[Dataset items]
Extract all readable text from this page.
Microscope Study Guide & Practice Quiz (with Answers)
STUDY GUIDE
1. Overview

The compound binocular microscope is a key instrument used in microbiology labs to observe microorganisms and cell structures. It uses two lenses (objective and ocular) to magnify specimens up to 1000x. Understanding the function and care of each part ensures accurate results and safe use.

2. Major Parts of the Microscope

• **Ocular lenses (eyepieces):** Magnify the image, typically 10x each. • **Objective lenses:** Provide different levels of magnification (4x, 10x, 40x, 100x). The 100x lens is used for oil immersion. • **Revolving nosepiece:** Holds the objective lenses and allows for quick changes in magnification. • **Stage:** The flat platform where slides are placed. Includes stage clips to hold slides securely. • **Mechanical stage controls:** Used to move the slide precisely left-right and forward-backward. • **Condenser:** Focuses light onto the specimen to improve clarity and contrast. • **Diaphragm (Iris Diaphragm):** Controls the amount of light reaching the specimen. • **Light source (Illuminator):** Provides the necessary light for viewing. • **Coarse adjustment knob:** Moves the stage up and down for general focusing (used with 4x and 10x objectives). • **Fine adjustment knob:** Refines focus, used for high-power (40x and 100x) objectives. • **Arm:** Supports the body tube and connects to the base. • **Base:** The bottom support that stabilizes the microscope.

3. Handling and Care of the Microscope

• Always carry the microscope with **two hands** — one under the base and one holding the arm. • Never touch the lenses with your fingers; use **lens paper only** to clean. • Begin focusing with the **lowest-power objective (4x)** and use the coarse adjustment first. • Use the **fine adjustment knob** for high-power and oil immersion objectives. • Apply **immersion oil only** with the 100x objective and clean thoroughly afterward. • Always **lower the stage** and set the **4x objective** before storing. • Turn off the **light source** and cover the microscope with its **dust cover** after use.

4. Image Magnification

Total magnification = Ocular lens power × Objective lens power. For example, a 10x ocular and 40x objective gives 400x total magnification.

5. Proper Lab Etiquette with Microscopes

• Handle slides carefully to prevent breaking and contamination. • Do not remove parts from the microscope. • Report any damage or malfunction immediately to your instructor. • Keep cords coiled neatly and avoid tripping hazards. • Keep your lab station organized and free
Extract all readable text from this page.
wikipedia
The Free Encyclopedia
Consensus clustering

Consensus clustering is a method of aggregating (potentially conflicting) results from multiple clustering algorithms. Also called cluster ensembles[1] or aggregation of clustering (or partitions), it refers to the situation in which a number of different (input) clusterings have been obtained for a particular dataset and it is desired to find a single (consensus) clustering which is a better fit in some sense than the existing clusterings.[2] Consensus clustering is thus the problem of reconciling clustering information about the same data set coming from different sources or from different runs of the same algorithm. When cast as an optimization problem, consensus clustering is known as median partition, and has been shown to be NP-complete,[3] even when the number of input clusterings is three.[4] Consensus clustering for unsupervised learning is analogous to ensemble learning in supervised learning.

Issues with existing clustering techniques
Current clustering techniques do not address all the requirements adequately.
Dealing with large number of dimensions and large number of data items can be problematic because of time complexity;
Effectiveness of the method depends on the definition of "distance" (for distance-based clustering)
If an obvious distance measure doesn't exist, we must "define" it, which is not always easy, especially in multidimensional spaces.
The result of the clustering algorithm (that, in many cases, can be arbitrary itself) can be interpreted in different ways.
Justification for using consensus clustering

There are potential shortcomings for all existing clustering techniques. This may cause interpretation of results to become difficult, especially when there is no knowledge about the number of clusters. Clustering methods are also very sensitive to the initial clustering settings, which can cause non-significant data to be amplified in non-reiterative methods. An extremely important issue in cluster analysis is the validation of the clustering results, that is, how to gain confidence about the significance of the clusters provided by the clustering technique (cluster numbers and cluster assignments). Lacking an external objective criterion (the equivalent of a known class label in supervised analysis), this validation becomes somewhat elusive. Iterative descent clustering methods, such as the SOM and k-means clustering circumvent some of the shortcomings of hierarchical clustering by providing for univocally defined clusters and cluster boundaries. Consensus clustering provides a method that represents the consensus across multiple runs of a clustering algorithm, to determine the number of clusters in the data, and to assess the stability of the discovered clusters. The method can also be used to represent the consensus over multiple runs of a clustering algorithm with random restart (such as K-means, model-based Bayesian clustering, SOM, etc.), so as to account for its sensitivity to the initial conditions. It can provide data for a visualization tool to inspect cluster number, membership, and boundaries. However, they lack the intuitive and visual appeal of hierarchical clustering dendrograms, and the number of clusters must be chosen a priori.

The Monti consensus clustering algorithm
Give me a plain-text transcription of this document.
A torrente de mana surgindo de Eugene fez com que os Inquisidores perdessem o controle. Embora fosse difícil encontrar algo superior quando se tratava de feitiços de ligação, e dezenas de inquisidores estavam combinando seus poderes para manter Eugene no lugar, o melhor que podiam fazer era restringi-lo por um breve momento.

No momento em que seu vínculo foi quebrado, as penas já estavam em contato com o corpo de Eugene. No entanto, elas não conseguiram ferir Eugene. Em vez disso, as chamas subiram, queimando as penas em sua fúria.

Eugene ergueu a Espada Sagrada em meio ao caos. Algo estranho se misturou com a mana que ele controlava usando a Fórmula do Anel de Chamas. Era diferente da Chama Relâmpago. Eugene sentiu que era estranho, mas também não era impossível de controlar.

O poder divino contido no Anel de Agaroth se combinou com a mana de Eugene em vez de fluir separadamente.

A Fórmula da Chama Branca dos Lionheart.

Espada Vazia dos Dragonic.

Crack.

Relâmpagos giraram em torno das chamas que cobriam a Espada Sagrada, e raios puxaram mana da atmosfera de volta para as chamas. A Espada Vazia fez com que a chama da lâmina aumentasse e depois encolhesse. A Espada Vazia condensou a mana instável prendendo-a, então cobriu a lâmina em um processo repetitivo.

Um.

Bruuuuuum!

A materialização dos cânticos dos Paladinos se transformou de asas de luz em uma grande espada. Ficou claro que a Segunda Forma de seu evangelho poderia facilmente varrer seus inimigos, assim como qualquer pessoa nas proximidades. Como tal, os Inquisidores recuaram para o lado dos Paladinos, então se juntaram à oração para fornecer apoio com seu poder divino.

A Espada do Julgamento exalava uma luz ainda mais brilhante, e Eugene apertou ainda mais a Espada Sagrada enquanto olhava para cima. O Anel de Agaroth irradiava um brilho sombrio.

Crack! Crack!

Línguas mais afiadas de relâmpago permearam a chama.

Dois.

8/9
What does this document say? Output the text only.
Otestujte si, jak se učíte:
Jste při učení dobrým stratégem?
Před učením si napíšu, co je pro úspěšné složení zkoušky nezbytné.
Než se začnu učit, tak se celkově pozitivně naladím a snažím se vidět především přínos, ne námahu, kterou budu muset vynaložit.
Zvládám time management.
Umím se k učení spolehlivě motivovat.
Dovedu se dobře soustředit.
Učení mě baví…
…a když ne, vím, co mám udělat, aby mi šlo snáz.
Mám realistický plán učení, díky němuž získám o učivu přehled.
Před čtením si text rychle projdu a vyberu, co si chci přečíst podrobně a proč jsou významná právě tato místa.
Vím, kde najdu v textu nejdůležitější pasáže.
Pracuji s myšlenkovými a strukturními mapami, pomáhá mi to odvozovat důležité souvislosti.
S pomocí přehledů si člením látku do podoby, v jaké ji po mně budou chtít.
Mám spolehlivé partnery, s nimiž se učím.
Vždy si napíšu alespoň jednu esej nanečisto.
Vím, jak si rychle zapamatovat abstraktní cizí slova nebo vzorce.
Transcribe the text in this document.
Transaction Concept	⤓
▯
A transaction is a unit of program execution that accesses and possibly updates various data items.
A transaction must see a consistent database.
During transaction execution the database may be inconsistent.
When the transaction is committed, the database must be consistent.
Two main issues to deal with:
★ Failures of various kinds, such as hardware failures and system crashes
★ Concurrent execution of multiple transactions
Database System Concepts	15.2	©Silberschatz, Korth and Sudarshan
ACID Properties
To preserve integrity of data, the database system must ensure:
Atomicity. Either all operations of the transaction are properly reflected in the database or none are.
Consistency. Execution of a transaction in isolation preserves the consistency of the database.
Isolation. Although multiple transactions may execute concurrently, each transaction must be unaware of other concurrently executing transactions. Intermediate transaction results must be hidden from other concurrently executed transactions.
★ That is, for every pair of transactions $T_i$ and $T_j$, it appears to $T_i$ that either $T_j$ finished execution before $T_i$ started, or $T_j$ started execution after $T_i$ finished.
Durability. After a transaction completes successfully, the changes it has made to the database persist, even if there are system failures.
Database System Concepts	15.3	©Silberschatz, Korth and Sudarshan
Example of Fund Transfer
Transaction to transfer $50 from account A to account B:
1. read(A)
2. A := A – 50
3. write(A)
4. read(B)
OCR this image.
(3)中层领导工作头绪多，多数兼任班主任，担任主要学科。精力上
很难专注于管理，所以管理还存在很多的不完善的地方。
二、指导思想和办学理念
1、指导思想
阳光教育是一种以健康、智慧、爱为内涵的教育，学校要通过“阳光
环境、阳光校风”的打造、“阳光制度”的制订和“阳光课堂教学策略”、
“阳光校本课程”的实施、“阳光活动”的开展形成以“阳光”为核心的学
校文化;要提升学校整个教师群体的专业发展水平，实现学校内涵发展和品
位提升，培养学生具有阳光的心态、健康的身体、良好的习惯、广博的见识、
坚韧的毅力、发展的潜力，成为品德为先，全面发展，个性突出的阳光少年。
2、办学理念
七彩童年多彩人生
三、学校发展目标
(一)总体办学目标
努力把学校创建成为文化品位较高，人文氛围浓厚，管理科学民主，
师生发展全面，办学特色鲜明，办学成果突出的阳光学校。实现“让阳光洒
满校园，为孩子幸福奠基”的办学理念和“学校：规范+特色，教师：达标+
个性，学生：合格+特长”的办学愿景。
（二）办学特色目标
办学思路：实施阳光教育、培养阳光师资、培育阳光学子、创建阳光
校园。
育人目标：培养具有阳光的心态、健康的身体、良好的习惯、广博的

Task brief — Write out each line of the data that holds the string "Eugene".

Answer for the task —
A torrente de mana surgindo de Eugene fez com que os Inquisidores perdessem o controle. Embora fosse difícil encontrar algo superior quando se tratava de feitiços de ligação, e dezenas de inquisidores estavam combinando seus poderes para manter Eugene no lugar, o melhor que podiam fazer era restringi-lo por um breve momento.
No momento em que seu vínculo foi quebrado, as penas já estavam em contato com o corpo de Eugene. No entanto, elas não conseguiram ferir Eugene. Em vez disso, as chamas subiram, queimando as penas em sua fúria.
Eugene ergueu a Espada Sagrada em meio ao caos. Algo estranho se misturou com a mana que ele controlava usando a Fórmula do Anel de Chamas. Era diferente da Chama Relâmpago. Eugene sentiu que era estranho, mas também não era impossível de controlar.
O poder divino contido no Anel de Agaroth se combinou com a mana de Eugene em vez de fluir separadamente.
A Espada do Julgamento exalava uma luz ainda mais brilhante, e Eugene apertou ainda mais a Espada Sagrada enquanto olhava para cima. O Anel de Agaroth irradiava um brilho sombrio.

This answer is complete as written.